**What the task asks**
Go through the entries below and pick out every line with "staining".

**Records provided**
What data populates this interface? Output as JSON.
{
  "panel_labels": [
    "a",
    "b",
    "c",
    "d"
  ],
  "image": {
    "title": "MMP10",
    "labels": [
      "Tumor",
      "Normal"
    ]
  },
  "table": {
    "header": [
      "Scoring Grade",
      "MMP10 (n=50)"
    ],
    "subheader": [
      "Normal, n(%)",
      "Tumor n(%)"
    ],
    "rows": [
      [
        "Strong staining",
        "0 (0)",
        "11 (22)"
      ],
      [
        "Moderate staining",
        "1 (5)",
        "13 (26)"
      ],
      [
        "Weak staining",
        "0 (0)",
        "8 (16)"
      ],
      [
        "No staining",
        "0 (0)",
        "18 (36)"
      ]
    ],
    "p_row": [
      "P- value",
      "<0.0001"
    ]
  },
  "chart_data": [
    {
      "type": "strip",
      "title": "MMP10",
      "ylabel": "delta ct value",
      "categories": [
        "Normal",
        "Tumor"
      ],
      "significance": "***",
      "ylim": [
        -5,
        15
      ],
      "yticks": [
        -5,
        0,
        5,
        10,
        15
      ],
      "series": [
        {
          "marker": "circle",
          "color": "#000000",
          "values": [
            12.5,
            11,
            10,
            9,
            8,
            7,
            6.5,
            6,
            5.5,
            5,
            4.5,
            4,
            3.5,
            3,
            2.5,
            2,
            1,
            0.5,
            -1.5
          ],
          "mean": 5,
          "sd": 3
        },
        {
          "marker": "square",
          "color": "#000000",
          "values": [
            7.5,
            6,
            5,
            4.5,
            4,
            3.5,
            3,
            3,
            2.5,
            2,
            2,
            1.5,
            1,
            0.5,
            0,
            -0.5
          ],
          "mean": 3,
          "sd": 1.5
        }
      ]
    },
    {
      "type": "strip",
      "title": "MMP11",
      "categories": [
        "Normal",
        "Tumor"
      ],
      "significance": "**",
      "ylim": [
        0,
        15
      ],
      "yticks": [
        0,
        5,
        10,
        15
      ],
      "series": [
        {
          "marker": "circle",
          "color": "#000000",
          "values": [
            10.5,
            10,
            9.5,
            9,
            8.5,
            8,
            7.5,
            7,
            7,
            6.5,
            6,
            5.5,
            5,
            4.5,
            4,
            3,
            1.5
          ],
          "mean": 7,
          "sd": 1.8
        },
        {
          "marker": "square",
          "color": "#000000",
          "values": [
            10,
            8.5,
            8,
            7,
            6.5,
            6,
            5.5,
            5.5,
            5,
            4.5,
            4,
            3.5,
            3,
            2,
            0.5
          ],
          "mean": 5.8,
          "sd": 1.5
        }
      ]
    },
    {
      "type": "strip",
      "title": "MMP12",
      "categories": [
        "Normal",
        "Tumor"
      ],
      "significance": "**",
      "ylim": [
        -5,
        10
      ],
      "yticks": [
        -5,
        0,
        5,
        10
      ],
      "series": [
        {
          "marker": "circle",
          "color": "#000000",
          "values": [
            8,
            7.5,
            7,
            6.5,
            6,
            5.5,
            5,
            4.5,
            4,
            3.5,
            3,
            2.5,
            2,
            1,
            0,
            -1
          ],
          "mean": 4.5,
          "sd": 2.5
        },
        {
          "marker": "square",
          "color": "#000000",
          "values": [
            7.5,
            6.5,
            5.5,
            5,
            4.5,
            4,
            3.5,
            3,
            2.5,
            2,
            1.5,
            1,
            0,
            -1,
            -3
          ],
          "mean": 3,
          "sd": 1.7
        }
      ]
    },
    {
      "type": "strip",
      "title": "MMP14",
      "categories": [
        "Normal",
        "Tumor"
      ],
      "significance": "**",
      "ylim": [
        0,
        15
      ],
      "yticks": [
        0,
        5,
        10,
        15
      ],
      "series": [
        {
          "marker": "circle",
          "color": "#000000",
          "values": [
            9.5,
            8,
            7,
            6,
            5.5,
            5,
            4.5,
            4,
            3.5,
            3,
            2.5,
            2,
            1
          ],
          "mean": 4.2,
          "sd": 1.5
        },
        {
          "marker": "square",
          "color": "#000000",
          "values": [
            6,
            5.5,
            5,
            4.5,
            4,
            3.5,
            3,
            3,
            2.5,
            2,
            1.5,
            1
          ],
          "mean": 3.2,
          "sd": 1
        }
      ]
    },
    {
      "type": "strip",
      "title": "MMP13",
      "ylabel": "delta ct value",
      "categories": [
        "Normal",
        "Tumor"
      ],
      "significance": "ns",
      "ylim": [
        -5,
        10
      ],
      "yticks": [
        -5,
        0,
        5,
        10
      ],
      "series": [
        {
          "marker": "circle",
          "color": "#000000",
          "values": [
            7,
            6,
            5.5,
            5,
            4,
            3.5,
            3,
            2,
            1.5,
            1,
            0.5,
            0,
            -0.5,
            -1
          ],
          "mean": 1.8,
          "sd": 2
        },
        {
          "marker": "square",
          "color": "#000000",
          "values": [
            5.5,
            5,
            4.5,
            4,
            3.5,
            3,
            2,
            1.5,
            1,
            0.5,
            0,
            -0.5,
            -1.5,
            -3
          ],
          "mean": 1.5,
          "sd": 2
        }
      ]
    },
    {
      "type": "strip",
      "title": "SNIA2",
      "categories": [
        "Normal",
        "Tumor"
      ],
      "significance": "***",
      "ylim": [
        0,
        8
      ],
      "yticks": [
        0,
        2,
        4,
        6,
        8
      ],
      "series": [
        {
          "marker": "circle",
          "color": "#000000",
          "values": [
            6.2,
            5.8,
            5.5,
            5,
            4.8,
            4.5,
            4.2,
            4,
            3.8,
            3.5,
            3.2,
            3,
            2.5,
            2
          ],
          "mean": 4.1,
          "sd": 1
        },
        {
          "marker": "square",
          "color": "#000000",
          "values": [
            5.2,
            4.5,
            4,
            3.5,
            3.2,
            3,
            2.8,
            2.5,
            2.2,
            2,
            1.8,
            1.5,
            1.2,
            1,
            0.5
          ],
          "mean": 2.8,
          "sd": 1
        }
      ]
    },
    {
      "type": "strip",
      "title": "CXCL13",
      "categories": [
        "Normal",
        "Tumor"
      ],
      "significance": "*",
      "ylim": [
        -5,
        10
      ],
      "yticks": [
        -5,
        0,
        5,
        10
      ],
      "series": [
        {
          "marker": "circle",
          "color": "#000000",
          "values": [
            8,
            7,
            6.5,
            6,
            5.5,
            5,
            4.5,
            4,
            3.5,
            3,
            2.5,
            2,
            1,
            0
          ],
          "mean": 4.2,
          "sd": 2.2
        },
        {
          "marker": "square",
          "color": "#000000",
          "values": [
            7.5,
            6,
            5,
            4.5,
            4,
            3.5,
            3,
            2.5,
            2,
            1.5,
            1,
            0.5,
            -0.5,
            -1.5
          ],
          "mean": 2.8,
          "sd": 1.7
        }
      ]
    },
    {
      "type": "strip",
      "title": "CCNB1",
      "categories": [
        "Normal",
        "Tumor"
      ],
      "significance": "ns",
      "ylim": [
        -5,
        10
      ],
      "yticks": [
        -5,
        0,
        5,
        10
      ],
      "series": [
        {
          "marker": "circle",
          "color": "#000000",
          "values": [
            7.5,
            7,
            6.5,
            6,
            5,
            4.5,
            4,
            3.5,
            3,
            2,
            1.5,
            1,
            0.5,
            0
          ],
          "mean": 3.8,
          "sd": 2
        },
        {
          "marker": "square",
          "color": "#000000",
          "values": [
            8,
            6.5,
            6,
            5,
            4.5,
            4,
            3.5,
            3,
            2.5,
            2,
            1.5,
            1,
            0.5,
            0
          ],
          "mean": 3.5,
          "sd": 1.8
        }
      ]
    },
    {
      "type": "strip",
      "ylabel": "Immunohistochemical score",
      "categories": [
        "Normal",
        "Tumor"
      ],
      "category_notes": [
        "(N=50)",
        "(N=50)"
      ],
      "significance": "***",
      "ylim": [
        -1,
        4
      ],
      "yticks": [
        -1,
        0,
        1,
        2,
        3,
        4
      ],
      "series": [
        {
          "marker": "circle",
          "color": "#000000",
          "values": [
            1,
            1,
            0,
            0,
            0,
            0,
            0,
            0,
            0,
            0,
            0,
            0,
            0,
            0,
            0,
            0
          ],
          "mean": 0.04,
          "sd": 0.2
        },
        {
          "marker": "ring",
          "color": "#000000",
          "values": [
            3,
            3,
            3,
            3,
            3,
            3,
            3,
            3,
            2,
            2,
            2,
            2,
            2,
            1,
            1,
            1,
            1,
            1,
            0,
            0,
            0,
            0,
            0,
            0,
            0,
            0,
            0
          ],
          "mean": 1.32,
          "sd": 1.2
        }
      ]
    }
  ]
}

**Result for this exercise**
        "Strong staining",
        "Moderate staining",
        "Weak staining",
        "No staining",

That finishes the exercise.